Each line below either holds the string "административные" or doesn't. Count those that do and give only the number.

----- RECORDS PROVIDED

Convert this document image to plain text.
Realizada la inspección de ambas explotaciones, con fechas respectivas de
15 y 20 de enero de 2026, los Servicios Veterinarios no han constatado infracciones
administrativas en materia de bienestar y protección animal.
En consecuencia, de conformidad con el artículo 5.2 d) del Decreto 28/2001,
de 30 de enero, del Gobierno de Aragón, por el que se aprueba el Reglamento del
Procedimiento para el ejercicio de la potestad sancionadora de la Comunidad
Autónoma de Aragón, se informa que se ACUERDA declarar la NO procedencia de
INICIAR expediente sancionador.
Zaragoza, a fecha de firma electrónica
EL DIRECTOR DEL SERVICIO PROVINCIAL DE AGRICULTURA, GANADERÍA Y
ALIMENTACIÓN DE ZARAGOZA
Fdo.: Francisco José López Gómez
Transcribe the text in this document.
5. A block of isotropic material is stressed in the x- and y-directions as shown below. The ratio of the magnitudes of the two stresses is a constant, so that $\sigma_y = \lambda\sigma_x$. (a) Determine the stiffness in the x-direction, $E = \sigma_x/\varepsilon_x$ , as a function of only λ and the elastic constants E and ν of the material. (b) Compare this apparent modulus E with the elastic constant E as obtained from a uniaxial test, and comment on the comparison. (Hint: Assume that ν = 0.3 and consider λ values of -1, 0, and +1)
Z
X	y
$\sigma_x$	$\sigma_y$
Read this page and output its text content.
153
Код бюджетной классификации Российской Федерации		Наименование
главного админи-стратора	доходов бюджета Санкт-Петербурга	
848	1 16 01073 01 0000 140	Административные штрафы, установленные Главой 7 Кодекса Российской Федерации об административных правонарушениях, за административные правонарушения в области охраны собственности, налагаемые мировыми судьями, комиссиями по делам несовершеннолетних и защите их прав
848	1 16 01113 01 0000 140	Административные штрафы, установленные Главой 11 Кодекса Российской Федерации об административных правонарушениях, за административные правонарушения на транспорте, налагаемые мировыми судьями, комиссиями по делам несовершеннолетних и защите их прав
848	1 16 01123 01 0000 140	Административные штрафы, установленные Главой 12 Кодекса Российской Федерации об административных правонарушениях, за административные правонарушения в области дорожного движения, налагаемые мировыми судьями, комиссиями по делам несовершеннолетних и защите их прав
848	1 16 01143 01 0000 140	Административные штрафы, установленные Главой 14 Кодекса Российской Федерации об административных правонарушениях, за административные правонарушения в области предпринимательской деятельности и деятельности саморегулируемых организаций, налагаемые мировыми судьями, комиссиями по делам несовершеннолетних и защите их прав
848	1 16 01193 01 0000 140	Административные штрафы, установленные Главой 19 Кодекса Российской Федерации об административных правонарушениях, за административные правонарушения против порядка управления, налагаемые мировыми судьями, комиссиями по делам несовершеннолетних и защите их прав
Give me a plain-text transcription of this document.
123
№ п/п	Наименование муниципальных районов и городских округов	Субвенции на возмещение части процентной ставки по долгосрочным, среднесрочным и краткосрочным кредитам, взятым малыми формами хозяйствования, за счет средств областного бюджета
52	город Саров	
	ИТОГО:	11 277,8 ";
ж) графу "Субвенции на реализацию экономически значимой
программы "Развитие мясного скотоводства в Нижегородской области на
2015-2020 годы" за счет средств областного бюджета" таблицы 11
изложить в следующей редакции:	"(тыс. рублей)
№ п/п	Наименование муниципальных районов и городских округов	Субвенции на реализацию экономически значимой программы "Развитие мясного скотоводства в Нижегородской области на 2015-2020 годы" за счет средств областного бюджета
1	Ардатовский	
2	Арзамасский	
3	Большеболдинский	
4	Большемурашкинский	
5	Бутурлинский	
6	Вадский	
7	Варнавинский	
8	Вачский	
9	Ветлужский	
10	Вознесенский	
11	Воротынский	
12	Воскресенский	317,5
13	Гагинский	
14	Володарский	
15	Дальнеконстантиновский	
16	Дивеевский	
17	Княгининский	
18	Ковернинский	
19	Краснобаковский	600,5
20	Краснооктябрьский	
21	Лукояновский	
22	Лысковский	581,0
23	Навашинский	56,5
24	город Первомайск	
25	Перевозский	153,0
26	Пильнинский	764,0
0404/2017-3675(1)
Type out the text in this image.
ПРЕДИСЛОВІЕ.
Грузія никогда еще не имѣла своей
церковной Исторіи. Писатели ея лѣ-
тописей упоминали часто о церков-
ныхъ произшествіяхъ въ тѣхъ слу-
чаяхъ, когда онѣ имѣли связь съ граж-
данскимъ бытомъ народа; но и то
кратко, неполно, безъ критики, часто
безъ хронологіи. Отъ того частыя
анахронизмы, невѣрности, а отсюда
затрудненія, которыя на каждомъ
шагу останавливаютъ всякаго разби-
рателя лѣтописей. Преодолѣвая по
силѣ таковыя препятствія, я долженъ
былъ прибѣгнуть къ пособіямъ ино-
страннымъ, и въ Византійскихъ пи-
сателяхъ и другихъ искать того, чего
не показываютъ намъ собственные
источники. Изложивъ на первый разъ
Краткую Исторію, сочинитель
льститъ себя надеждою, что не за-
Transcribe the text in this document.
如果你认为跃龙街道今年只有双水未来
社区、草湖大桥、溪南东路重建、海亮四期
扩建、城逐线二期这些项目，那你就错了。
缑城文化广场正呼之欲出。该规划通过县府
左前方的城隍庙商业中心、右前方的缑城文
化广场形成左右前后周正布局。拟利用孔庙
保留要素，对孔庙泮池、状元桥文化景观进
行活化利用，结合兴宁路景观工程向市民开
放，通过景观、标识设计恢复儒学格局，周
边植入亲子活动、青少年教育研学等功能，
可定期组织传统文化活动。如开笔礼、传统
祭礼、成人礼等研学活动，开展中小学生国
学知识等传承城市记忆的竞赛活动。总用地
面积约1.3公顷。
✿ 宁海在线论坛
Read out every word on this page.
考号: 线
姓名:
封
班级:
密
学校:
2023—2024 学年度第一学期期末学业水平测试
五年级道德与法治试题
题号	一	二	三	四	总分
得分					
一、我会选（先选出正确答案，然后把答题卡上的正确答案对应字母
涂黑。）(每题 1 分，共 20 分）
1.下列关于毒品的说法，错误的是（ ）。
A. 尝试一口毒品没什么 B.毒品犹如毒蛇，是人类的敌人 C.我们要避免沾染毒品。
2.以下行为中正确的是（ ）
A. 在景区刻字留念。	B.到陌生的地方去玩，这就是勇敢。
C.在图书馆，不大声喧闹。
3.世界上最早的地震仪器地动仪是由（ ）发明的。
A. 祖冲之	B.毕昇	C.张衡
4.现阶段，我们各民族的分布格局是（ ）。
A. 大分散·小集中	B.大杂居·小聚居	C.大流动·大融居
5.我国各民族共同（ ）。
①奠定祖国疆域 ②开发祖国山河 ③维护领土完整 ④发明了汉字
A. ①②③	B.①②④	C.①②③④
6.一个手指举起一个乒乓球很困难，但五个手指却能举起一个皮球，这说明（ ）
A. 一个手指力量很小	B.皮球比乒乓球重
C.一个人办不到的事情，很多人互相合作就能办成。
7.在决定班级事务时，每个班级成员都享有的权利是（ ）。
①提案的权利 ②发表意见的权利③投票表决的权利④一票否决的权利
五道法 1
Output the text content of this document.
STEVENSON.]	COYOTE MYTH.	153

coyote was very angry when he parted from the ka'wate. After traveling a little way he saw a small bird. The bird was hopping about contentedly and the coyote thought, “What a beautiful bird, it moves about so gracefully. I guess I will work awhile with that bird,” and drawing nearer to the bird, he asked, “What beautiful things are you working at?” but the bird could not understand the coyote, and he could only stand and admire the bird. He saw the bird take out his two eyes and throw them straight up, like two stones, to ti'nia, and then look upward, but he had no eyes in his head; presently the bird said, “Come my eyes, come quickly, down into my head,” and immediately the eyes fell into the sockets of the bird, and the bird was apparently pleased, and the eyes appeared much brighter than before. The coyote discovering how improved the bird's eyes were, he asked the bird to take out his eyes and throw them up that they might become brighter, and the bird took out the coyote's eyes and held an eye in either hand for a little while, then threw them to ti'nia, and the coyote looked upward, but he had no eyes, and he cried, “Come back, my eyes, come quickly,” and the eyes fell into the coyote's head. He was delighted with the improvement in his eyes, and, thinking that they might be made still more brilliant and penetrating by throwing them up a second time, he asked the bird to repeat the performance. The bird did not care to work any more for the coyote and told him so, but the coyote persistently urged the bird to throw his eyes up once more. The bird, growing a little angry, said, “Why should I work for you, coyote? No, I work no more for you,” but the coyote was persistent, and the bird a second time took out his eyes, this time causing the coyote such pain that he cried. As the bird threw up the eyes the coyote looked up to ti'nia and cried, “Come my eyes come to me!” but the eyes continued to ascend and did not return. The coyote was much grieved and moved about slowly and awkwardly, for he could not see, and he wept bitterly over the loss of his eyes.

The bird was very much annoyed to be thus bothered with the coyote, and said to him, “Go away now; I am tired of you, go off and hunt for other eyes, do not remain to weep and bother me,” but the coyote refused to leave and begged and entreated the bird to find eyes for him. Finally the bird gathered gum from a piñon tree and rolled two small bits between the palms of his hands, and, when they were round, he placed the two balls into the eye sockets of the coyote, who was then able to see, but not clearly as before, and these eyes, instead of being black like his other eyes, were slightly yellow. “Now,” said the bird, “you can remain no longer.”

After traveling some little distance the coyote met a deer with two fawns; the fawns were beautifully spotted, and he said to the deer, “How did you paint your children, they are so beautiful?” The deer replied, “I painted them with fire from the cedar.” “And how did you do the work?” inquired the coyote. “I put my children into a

----------

[THE RESULT]
5